● DESCRIPTION OF THE TASK: Show every line of the records below that contains the word "abroad".

— START OF PROVIDED INFORMATION —

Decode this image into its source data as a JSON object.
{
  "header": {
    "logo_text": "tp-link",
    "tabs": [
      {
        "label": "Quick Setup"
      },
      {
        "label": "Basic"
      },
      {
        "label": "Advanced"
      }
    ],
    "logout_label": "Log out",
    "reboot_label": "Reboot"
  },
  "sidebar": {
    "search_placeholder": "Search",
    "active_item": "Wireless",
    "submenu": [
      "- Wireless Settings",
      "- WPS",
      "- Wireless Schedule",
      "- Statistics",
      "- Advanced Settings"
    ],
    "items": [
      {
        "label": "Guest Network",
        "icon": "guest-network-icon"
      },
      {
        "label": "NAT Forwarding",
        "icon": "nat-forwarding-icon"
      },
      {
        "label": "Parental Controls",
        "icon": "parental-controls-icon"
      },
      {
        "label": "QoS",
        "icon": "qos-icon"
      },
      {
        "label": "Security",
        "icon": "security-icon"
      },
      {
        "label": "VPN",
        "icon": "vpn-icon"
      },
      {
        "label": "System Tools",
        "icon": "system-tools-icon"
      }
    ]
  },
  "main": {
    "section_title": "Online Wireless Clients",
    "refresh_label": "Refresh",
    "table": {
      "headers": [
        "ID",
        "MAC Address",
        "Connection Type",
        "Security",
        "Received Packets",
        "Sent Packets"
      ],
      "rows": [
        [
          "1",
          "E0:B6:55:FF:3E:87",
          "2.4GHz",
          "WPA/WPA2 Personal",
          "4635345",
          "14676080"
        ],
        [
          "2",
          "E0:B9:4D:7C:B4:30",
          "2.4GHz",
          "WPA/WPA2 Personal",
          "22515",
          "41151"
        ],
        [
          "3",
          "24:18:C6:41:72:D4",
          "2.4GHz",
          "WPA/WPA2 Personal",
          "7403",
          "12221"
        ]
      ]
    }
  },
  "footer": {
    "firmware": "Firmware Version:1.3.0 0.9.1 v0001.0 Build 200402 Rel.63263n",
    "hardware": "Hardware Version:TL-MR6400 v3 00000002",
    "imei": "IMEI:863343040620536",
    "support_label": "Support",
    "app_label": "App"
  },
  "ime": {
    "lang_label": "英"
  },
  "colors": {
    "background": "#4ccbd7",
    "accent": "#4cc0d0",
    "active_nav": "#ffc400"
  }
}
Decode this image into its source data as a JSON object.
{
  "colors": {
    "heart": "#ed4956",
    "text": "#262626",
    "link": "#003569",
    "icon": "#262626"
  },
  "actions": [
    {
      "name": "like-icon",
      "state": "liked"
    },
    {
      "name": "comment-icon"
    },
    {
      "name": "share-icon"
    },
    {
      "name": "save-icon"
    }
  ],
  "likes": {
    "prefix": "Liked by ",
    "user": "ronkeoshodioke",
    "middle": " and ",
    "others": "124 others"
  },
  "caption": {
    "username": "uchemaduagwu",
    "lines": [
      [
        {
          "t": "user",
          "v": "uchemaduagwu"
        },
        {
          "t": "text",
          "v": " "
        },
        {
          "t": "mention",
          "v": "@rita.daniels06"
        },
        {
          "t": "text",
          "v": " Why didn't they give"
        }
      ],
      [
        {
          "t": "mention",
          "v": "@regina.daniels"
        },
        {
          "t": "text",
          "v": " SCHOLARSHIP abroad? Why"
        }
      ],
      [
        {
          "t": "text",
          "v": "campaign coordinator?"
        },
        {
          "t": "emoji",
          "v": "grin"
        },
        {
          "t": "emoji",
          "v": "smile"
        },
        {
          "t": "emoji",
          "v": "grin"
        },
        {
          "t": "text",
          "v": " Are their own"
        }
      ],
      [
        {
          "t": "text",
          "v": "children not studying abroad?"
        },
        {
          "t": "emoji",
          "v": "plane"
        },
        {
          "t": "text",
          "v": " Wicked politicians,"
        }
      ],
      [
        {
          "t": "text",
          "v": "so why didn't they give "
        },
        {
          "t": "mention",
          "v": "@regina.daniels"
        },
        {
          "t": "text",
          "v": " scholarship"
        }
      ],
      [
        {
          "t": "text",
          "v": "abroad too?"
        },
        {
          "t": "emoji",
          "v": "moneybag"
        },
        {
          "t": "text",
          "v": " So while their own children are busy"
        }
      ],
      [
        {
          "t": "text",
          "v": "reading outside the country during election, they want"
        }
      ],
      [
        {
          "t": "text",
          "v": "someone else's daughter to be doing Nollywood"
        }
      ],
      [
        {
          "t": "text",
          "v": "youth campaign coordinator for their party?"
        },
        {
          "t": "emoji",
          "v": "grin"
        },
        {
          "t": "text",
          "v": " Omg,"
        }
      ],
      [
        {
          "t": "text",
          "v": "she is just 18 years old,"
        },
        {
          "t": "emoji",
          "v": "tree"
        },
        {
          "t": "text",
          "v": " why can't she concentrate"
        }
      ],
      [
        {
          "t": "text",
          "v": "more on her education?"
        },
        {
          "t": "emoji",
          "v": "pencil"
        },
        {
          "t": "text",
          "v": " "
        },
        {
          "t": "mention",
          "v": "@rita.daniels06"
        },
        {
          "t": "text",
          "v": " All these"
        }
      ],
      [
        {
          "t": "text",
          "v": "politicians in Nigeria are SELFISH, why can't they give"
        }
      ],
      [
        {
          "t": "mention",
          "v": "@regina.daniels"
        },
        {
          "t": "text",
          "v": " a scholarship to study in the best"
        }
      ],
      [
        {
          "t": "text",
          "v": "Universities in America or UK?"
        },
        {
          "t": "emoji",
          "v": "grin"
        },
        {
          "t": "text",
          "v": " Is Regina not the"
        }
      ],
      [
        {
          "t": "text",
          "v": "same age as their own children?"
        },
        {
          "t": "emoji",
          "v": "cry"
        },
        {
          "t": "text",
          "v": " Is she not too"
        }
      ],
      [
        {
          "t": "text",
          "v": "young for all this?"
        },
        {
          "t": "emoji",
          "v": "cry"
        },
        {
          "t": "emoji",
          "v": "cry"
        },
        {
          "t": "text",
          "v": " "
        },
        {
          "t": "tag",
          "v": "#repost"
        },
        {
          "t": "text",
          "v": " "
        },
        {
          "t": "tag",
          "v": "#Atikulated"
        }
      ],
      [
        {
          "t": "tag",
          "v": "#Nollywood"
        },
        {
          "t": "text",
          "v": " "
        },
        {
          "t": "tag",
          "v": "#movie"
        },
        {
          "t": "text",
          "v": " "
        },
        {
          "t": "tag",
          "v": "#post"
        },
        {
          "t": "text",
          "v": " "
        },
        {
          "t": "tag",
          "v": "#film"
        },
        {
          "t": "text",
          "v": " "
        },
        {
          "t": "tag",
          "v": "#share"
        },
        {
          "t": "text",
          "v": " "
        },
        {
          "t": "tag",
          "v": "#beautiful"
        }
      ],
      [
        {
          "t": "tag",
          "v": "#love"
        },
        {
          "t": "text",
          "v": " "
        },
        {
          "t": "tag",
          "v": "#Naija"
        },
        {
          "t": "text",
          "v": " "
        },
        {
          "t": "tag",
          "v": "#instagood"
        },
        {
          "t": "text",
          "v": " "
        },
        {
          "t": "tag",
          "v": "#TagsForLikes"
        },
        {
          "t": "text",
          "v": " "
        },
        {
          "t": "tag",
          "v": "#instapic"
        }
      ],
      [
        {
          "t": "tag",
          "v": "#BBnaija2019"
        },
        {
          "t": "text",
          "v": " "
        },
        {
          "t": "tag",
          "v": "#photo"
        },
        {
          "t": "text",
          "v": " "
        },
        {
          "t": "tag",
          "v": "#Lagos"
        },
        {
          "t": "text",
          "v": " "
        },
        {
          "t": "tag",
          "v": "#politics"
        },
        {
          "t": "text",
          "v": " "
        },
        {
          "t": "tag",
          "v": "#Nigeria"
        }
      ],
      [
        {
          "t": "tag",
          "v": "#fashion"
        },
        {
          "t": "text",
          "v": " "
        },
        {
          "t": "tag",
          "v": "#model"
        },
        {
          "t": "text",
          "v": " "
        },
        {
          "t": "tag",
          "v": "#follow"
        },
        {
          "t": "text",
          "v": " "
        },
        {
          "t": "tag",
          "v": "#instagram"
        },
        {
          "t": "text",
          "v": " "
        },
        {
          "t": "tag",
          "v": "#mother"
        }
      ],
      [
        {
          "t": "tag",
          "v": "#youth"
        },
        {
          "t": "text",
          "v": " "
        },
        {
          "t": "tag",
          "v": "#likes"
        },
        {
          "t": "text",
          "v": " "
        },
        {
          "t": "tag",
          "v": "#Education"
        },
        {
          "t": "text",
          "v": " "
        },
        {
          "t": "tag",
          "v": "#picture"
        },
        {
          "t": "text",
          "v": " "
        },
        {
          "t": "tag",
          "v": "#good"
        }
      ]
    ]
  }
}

— END OF PROVIDED INFORMATION —

● SOLUTION BELOW:
          "v": " SCHOLARSHIP abroad? Why"
          "v": "children not studying abroad?"
          "v": "abroad too?"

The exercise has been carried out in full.